* BEGIN Data listing *
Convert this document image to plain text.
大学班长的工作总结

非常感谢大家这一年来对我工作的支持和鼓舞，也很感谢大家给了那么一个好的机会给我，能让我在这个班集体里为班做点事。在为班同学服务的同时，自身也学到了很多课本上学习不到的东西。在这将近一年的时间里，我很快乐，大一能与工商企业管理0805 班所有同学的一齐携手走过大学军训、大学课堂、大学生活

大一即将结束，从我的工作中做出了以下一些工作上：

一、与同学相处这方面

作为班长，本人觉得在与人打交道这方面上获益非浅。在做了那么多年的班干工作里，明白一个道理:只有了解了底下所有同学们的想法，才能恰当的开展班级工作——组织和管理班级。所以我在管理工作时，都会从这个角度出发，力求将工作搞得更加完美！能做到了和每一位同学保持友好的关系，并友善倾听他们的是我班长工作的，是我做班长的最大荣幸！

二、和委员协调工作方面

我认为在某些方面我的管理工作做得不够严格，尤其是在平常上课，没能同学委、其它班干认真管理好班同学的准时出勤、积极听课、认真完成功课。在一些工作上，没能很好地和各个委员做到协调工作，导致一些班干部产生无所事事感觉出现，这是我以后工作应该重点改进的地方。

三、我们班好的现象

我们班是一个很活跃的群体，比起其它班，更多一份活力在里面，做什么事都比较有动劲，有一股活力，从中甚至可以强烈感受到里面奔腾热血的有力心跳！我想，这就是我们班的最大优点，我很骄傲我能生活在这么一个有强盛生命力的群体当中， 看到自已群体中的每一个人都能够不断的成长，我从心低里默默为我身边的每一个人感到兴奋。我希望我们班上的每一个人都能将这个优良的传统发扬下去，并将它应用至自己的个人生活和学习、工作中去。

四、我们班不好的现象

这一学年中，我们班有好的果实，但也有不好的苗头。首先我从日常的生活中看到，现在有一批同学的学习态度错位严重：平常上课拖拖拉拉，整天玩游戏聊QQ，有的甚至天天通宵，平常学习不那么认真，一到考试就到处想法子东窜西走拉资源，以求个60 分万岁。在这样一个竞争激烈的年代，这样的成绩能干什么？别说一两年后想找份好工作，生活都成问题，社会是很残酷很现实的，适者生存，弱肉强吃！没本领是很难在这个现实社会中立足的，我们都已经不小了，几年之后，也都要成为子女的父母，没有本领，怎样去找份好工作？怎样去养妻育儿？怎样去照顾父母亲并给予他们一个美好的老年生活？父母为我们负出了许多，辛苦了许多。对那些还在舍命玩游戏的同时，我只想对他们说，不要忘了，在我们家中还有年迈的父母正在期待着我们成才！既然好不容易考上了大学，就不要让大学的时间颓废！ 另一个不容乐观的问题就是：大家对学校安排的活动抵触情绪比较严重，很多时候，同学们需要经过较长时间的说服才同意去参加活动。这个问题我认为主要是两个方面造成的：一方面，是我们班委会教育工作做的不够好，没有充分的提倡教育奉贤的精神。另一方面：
* END Data listing *
* BEGIN Data listing *
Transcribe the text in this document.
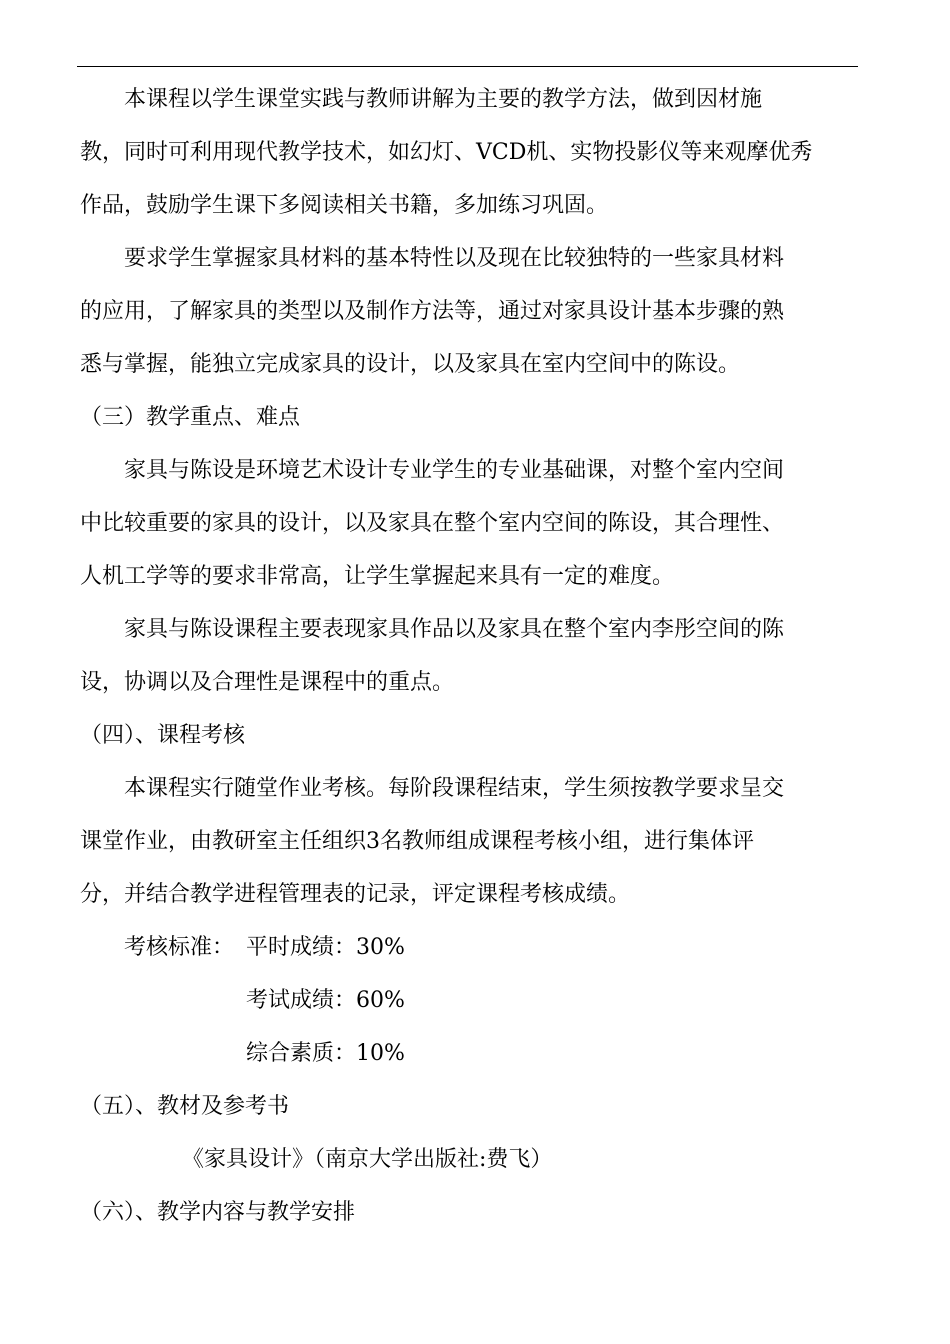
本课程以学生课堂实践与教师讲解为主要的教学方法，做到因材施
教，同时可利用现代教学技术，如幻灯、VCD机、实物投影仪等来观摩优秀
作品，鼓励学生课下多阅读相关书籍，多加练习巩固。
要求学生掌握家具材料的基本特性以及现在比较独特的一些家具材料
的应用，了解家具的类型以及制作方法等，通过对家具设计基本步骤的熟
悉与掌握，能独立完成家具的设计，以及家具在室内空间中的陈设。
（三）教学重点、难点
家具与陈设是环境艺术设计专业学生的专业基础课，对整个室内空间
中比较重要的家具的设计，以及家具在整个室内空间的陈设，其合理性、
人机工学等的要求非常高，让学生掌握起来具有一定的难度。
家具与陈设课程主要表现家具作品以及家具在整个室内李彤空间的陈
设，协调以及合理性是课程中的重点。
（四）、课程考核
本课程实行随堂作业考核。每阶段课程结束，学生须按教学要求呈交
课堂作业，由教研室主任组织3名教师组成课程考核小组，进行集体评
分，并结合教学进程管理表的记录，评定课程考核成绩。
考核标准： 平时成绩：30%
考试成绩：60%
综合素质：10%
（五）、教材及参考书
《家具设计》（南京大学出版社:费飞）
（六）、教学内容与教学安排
* END Data listing *
*Task prompt:* Show the lines of the material that contain the word "this".

*Answer for the task:*
Convert this document image to plain text.
Transcribe the text in this document.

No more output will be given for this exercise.